--- DATA IN THIS EXERCISE ---

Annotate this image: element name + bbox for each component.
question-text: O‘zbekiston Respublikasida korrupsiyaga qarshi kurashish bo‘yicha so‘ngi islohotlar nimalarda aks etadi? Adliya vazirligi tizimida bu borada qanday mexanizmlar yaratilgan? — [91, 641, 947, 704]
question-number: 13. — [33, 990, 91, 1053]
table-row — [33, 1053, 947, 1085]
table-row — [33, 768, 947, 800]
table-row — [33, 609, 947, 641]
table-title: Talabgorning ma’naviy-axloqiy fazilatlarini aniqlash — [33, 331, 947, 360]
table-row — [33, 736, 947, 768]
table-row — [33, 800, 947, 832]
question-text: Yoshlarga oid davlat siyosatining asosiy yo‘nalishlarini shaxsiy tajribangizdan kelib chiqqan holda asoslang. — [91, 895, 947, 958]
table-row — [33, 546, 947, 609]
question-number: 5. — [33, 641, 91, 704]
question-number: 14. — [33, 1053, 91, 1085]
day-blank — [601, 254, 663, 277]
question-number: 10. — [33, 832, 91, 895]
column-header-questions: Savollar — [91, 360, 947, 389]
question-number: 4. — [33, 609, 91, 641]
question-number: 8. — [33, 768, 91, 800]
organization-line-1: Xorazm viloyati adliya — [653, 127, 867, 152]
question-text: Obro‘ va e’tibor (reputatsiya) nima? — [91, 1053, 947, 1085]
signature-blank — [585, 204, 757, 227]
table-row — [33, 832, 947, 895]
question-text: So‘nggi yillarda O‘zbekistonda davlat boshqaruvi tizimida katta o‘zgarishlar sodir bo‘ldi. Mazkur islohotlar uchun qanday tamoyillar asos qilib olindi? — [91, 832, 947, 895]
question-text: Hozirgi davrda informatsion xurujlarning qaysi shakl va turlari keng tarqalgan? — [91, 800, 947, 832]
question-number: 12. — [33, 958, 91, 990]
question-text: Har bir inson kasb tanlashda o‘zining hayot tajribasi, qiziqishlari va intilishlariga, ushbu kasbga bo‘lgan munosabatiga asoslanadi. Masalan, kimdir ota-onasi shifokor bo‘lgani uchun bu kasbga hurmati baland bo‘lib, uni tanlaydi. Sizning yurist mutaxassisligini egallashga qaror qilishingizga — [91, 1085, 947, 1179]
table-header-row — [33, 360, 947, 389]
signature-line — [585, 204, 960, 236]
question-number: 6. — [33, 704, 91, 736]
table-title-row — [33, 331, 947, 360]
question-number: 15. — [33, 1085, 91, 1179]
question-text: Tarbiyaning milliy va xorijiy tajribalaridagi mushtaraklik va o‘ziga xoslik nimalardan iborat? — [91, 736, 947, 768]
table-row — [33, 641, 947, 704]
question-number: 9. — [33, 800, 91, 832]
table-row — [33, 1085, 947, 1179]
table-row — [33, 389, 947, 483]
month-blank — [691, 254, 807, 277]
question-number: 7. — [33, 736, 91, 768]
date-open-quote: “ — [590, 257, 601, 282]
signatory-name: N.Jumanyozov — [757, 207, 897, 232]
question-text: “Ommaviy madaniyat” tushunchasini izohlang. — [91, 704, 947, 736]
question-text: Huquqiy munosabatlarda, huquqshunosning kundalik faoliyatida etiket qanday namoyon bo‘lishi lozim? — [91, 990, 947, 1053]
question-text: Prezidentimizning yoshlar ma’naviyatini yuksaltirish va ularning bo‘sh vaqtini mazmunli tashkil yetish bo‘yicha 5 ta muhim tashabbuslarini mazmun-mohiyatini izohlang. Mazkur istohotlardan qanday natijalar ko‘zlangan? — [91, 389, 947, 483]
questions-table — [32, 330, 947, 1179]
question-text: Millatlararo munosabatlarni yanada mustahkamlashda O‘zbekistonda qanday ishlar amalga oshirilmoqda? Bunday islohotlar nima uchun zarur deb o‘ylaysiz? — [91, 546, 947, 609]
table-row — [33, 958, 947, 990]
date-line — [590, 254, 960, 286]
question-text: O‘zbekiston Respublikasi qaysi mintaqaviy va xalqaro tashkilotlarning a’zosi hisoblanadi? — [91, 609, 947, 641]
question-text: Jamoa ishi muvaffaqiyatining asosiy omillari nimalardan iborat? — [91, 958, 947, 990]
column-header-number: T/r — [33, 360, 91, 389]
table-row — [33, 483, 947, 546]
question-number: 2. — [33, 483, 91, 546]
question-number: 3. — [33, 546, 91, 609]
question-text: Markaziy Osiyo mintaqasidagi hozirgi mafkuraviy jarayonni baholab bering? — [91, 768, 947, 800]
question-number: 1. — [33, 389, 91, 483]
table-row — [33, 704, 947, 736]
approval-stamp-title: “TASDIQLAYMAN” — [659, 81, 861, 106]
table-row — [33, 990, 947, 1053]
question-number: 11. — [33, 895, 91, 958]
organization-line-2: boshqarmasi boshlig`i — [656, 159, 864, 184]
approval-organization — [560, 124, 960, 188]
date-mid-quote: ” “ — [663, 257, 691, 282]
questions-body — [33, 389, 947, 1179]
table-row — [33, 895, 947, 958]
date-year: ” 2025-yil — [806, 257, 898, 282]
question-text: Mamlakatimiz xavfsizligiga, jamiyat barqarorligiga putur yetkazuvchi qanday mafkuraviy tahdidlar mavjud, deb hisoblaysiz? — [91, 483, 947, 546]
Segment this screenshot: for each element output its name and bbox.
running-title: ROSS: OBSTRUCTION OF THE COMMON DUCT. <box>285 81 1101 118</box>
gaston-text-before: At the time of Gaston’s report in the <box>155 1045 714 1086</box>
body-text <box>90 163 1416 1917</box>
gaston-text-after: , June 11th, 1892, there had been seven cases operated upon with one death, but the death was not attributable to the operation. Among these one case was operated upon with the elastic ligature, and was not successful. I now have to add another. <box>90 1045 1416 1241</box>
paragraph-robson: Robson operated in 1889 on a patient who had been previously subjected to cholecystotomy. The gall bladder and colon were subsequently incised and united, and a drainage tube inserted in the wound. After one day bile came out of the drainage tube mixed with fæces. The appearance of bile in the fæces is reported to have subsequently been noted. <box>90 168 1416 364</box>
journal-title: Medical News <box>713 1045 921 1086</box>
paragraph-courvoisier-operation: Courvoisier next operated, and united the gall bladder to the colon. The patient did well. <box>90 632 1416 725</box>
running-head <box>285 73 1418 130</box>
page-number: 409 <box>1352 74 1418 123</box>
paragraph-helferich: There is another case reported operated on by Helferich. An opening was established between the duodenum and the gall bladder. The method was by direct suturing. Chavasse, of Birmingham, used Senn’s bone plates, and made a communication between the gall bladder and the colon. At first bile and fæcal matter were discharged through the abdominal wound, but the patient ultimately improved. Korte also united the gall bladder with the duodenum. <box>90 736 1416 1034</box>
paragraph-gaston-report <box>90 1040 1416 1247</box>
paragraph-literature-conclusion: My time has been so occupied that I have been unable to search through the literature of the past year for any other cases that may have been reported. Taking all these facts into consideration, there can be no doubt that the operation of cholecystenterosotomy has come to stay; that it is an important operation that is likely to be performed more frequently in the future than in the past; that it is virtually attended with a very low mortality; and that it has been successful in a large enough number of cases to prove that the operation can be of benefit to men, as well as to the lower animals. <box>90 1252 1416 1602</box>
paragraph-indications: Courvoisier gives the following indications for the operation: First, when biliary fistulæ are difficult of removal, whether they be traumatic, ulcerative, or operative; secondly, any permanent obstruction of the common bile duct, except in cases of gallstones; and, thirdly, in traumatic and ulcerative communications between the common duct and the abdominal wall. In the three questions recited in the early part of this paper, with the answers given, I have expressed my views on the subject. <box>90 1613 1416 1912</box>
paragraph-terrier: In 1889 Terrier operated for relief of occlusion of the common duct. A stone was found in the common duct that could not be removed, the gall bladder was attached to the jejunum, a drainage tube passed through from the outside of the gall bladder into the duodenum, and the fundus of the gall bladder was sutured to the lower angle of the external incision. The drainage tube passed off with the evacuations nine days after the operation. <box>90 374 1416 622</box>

---

* **PROBLEM DESCRIPTION**:
Copy out, word for word, the stretch of rows from the start through the line that contains "table-row — [33, 800, 947, 832]", including both ends.

* **WRITTEN RESPONSE**:
Annotate this image: element name + bbox for each component.
question-text: O‘zbekiston Respublikasida korrupsiyaga qarshi kurashish bo‘yicha so‘ngi islohotlar nimalarda aks etadi? Adliya vazirligi tizimida bu borada qanday mexanizmlar yaratilgan? — [91, 641, 947, 704]
question-number: 13. — [33, 990, 91, 1053]
table-row — [33, 1053, 947, 1085]
table-row — [33, 768, 947, 800]
table-row — [33, 609, 947, 641]
table-title: Talabgorning ma’naviy-axloqiy fazilatlarini aniqlash — [33, 331, 947, 360]
table-row — [33, 736, 947, 768]
table-row — [33, 800, 947, 832]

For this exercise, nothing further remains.